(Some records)
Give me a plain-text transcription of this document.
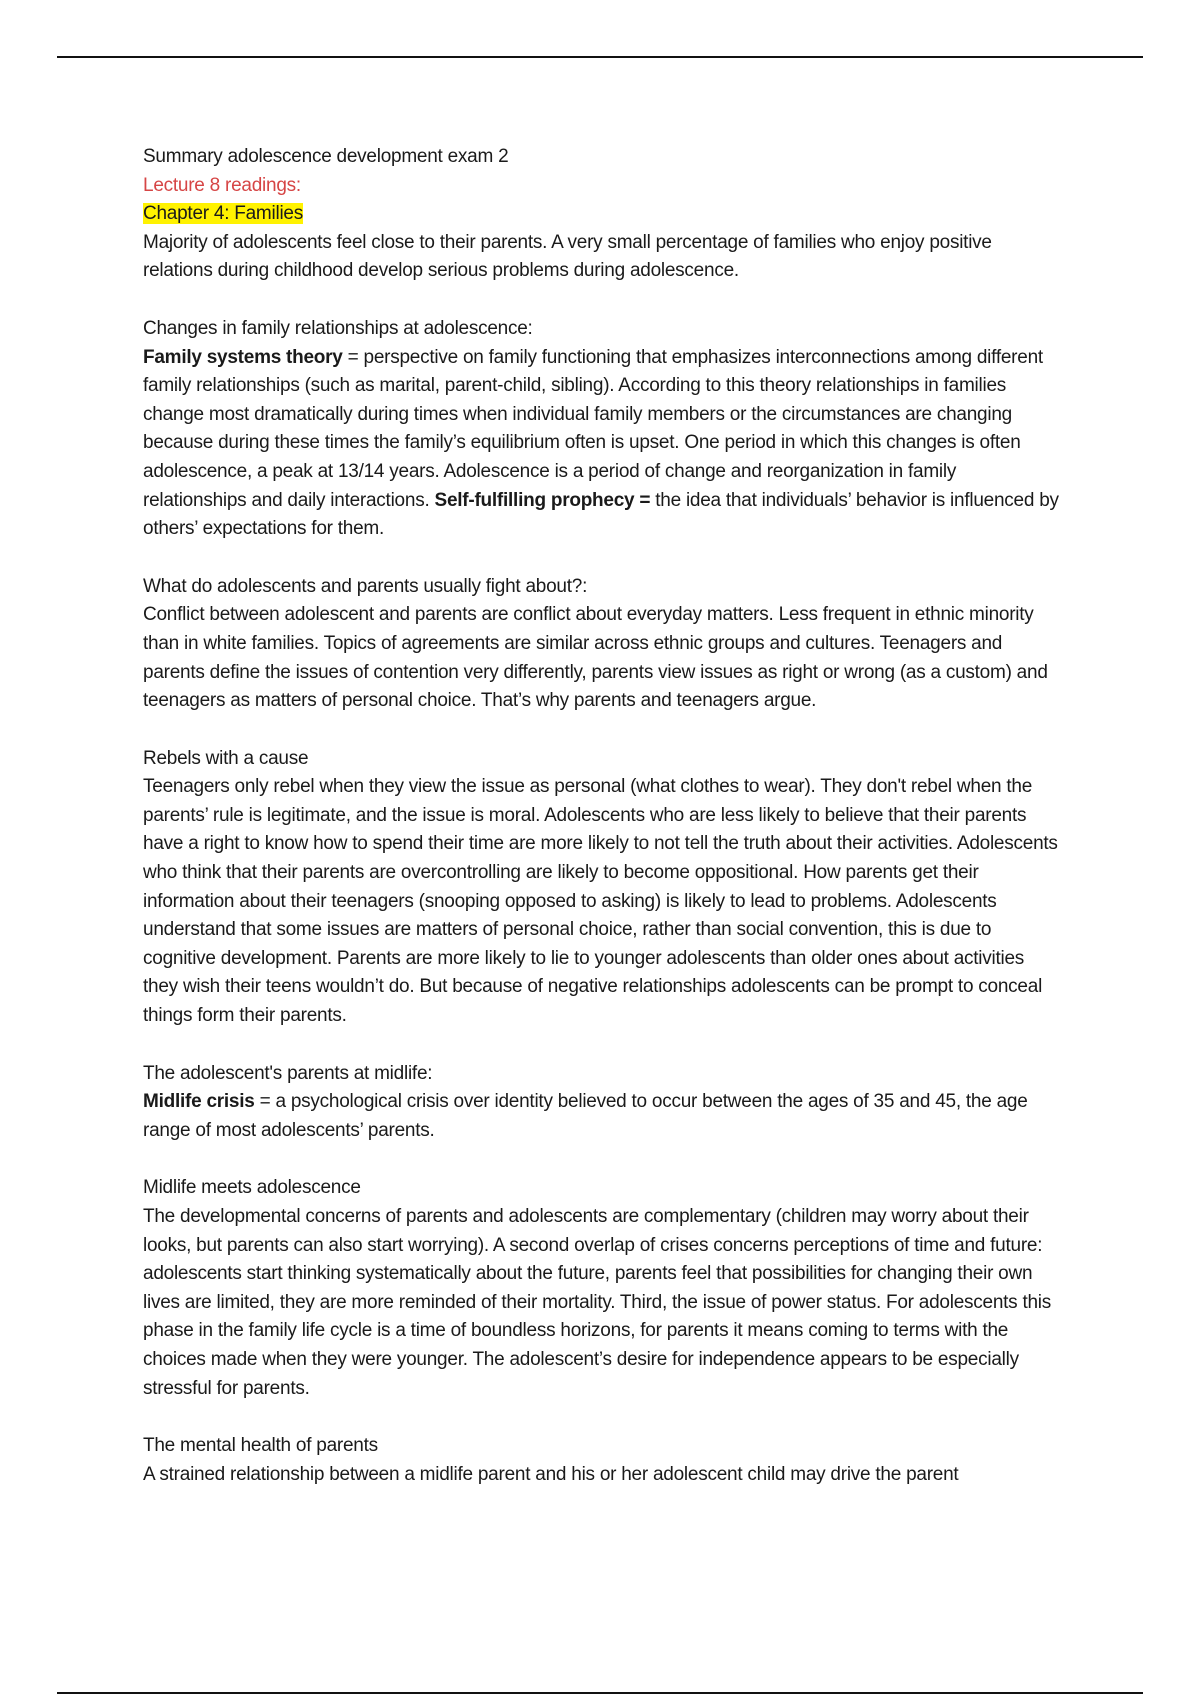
Summary adolescence development exam 2

Lecture 8 readings:

Chapter 4: Families

Majority of adolescents feel close to their parents. A very small percentage of families who enjoy positive relations during childhood develop serious problems during adolescence.

Changes in family relationships at adolescence:

Family systems theory = perspective on family functioning that emphasizes interconnections among different family relationships (such as marital, parent-child, sibling). According to this theory relationships in families change most dramatically during times when individual family members or the circumstances are changing because during these times the family’s equilibrium often is upset. One period in which this changes is often adolescence, a peak at 13/14 years. Adolescence is a period of change and reorganization in family relationships and daily interactions. Self-fulfilling prophecy = the idea that individuals’ behavior is influenced by others’ expectations for them.

What do adolescents and parents usually fight about?:

Conflict between adolescent and parents are conflict about everyday matters. Less frequent in ethnic minority than in white families. Topics of agreements are similar across ethnic groups and cultures. Teenagers and parents define the issues of contention very differently, parents view issues as right or wrong (as a custom) and teenagers as matters of personal choice. That’s why parents and teenagers argue.

Rebels with a cause

Teenagers only rebel when they view the issue as personal (what clothes to wear). They don't rebel when the parents’ rule is legitimate, and the issue is moral. Adolescents who are less likely to believe that their parents have a right to know how to spend their time are more likely to not tell the truth about their activities. Adolescents who think that their parents are overcontrolling are likely to become oppositional. How parents get their information about their teenagers (snooping opposed to asking) is likely to lead to problems. Adolescents understand that some issues are matters of personal choice, rather than social convention, this is due to cognitive development. Parents are more likely to lie to younger adolescents than older ones about activities they wish their teens wouldn’t do. But because of negative relationships adolescents can be prompt to conceal things form their parents.

The adolescent's parents at midlife:

Midlife crisis = a psychological crisis over identity believed to occur between the ages of 35 and 45, the age range of most adolescents’ parents.

Midlife meets adolescence

The developmental concerns of parents and adolescents are complementary (children may worry about their looks, but parents can also start worrying). A second overlap of crises concerns perceptions of time and future: adolescents start thinking systematically about the future, parents feel that possibilities for changing their own lives are limited, they are more reminded of their mortality. Third, the issue of power status. For adolescents this phase in the family life cycle is a time of boundless horizons, for parents it means coming to terms with the choices made when they were younger. The adolescent’s desire for independence appears to be especially stressful for parents.

The mental health of parents

A strained relationship between a midlife parent and his or her adolescent child may drive the parent
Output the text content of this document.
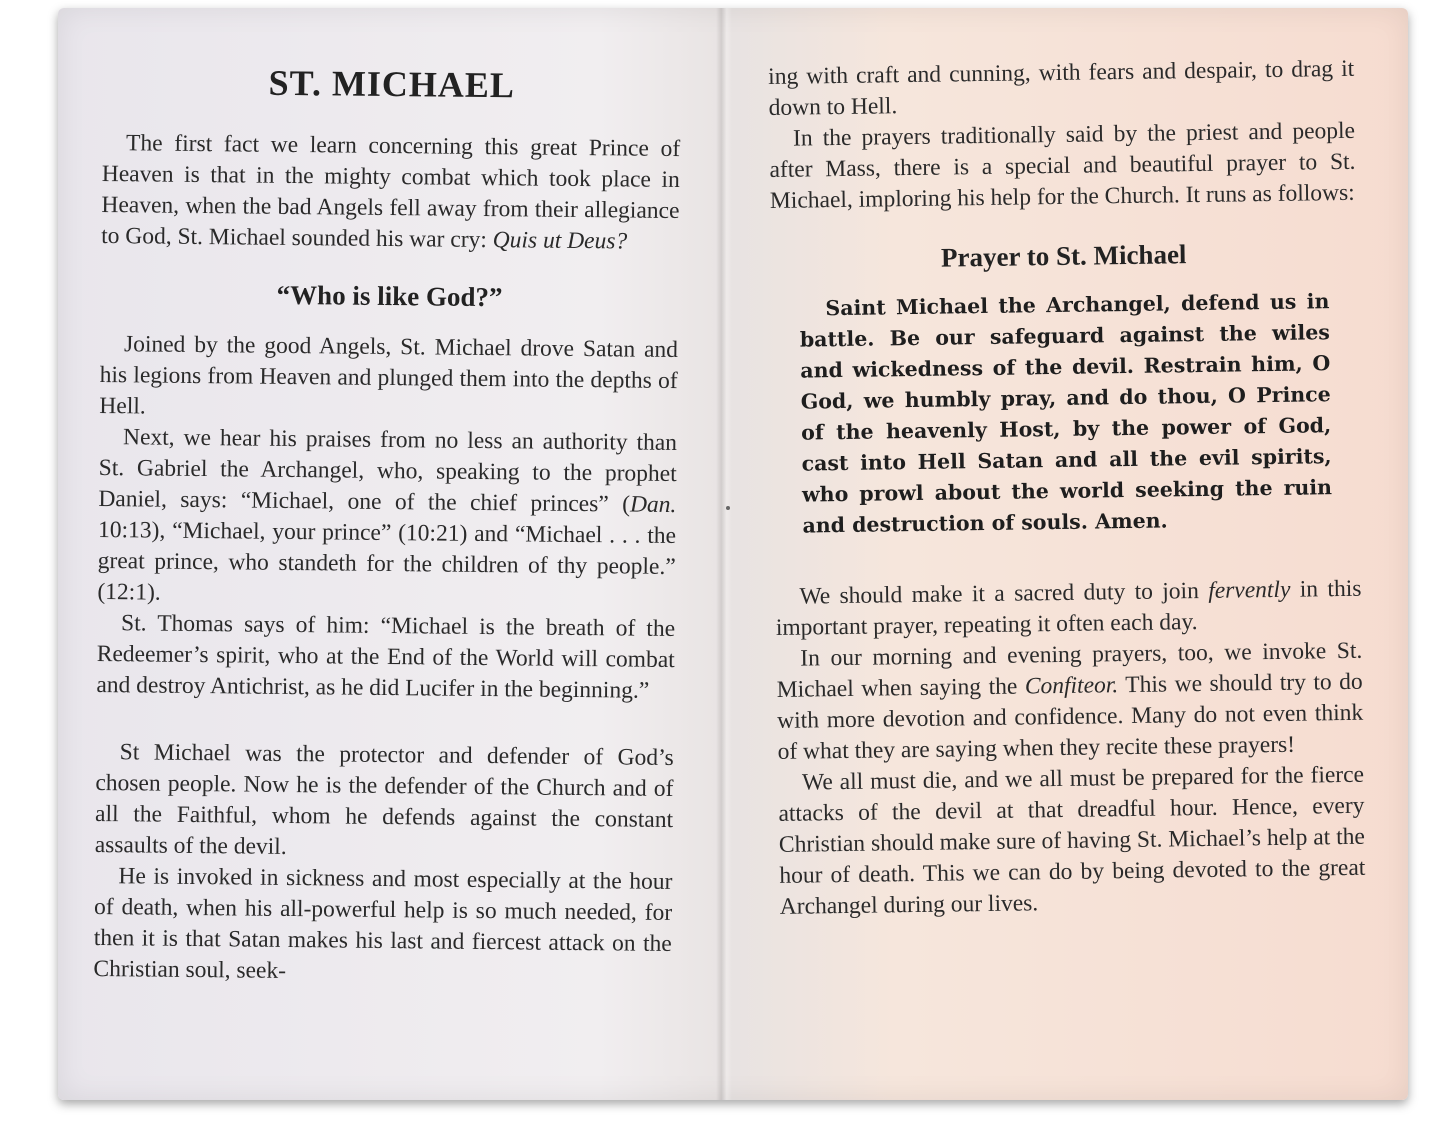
ST. MICHAEL

The first fact we learn concerning this great Prince of Heaven is that in the mighty combat which took place in Heaven, when the bad Angels fell away from their allegiance to God, St. Michael sounded his war cry: Quis ut Deus?

“Who is like God?”

Joined by the good Angels, St. Michael drove Satan and his legions from Heaven and plunged them into the depths of Hell.

Next, we hear his praises from no less an authority than St. Gabriel the Archangel, who, speaking to the prophet Daniel, says: “Michael, one of the chief princes” (Dan. 10:13), “Michael, your prince” (10:21) and “Michael . . . the great prince, who standeth for the children of thy people.” (12:1).

St. Thomas says of him: “Michael is the breath of the Redeemer’s spirit, who at the End of the World will combat and destroy Antichrist, as he did Lucifer in the beginning.”

St Michael was the protector and defender of God’s chosen people. Now he is the defender of the Church and of all the Faithful, whom he defends against the constant assaults of the devil.

He is invoked in sickness and most especially at the hour of death, when his all-powerful help is so much needed, for then it is that Satan makes his last and fiercest attack on the Christian soul, seek-

ing with craft and cunning, with fears and despair, to drag it down to Hell.

In the prayers traditionally said by the priest and people after Mass, there is a special and beautiful prayer to St. Michael, imploring his help for the Church. It runs as follows:

Prayer to St. Michael
Saint Michael the Archangel, defend us in battle. Be our safeguard against the wiles and wickedness of the devil. Restrain him, O God, we humbly pray, and do thou, O Prince of the heavenly Host, by the power of God, cast into Hell Satan and all the evil spirits, who prowl about the world seeking the ruin and destruction of souls. Amen.

We should make it a sacred duty to join fervently in this important prayer, repeating it often each day.

In our morning and evening prayers, too, we invoke St. Michael when saying the Confiteor. This we should try to do with more devotion and confidence. Many do not even think of what they are saying when they recite these prayers!

We all must die, and we all must be prepared for the fierce attacks of the devil at that dreadful hour. Hence, every Christian should make sure of having St. Michael’s help at the hour of death. This we can do by being devoted to the great Archangel during our lives.
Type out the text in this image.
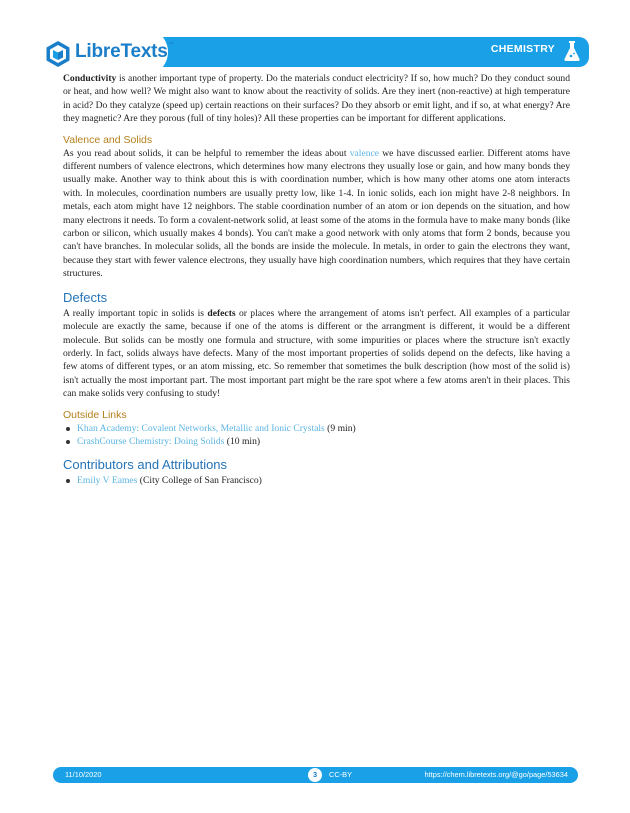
CHEMISTRY
LibreTexts™

Conductivity is another important type of property. Do the materials conduct electricity? If so, how much? Do they conduct sound or heat, and how well? We might also want to know about the reactivity of solids. Are they inert (non-reactive) at high temperature in acid? Do they catalyze (speed up) certain reactions on their surfaces? Do they absorb or emit light, and if so, at what energy? Are they magnetic? Are they porous (full of tiny holes)? All these properties can be important for different applications.

Valence and Solids

As you read about solids, it can be helpful to remember the ideas about valence we have discussed earlier. Different atoms have different numbers of valence electrons, which determines how many electrons they usually lose or gain, and how many bonds they usually make. Another way to think about this is with coordination number, which is how many other atoms one atom interacts with. In molecules, coordination numbers are usually pretty low, like 1-4. In ionic solids, each ion might have 2-8 neighbors. In metals, each atom might have 12 neighbors. The stable coordination number of an atom or ion depends on the situation, and how many electrons it needs. To form a covalent-network solid, at least some of the atoms in the formula have to make many bonds (like carbon or silicon, which usually makes 4 bonds). You can't make a good network with only atoms that form 2 bonds, because you can't have branches. In molecular solids, all the bonds are inside the molecule. In metals, in order to gain the electrons they want, because they start with fewer valence electrons, they usually have high coordination numbers, which requires that they have certain structures.

Defects

A really important topic in solids is defects or places where the arrangement of atoms isn't perfect. All examples of a particular molecule are exactly the same, because if one of the atoms is different or the arrangment is different, it would be a different molecule. But solids can be mostly one formula and structure, with some impurities or places where the structure isn't exactly orderly. In fact, solids always have defects. Many of the most important properties of solids depend on the defects, like having a few atoms of different types, or an atom missing, etc. So remember that sometimes the bulk description (how most of the solid is) isn't actually the most important part. The most important part might be the rare spot where a few atoms aren't in their places. This can make solids very confusing to study!

Outside Links
Khan Academy: Covalent Networks, Metallic and Ionic Crystals (9 min)
CrashCourse Chemistry: Doing Solids (10 min)
Contributors and Attributions
Emily V Eames (City College of San Francisco)
11/10/2020	3	CC-BY	https://chem.libretexts.org/@go/page/53634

WHAT THE TASK REQUIRES: Search the entries for the word "hour" and gather every line where it appears.

ANSWER FOR THE TASK:
He is invoked in sickness and most especially at the hour of death, when his all-powerful help is so much needed, for then it is that Satan makes his last and fiercest attack on the Christian soul, seek-
We all must die, and we all must be prepared for the fierce attacks of the devil at that dreadful hour. Hence, every Christian should make sure of having St. Michael’s help at the hour of death. This we can do by being devoted to the great Archangel during our lives.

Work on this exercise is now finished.